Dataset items
====================

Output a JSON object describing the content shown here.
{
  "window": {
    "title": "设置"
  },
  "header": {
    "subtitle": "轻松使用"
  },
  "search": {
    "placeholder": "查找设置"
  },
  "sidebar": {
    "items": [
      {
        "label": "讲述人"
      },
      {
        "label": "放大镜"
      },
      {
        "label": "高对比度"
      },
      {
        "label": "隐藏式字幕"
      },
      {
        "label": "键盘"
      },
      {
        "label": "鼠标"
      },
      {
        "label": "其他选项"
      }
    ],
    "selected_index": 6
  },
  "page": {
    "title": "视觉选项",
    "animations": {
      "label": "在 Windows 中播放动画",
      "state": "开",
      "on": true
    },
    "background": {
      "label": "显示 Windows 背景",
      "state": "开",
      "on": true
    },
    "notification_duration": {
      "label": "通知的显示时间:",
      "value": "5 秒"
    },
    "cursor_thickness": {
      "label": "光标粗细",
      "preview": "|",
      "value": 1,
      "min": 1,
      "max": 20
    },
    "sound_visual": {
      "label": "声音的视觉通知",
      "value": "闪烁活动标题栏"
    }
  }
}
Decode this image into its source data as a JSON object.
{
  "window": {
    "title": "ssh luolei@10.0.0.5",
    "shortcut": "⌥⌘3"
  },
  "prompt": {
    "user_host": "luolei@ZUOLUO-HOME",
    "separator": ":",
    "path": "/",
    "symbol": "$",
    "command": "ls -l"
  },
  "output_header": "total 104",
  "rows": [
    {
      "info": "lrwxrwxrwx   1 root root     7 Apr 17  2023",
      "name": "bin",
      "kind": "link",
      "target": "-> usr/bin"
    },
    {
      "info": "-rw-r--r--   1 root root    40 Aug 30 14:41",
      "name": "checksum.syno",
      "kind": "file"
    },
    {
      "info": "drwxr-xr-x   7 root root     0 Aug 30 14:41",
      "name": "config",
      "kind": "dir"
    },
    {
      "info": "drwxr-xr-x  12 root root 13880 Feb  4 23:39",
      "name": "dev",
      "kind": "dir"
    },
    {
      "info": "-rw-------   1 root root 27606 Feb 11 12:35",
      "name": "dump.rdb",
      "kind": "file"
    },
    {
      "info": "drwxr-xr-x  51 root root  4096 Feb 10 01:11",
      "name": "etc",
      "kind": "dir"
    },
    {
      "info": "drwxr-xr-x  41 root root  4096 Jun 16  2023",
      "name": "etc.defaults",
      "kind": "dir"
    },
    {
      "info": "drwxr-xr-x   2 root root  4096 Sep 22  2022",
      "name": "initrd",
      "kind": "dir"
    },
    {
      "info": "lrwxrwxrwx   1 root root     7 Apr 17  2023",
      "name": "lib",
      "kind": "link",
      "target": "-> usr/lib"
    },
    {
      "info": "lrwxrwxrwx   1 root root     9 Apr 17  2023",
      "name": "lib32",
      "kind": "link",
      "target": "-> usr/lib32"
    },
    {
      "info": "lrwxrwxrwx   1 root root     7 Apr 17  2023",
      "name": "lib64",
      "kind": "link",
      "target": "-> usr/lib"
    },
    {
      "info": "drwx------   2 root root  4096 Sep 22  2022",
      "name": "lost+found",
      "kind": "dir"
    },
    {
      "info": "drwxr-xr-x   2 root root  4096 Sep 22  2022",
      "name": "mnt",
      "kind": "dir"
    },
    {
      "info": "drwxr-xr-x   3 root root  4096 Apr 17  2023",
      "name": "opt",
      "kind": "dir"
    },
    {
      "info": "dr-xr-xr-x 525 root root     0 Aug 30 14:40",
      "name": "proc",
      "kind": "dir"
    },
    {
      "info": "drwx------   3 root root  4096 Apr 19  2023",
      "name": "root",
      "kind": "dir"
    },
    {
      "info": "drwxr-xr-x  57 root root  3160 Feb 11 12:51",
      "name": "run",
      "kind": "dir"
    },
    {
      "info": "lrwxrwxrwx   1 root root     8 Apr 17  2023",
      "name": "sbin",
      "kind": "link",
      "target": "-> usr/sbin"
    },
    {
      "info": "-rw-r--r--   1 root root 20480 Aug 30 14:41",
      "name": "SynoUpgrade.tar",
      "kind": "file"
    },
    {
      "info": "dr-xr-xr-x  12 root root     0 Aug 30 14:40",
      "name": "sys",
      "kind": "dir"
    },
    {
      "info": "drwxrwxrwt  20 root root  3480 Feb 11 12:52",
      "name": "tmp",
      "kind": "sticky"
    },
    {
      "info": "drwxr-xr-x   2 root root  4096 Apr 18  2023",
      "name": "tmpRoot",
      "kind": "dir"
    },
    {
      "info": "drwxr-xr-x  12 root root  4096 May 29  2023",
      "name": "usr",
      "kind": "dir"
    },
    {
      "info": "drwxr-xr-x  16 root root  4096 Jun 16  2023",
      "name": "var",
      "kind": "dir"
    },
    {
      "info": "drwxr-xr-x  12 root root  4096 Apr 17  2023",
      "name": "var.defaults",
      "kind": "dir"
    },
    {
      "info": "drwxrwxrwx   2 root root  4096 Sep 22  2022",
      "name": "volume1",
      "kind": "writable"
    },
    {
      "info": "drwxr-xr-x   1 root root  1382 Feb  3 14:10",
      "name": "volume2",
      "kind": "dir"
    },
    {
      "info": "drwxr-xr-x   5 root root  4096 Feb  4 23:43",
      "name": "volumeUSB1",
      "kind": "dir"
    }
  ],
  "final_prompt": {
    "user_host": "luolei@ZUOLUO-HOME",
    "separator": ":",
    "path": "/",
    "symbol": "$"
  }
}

====================

Check each line of the entries above, and show every one holding the word "JSON".

## Complete output
Output a JSON object describing the content shown here.
Decode this image into its source data as a JSON object.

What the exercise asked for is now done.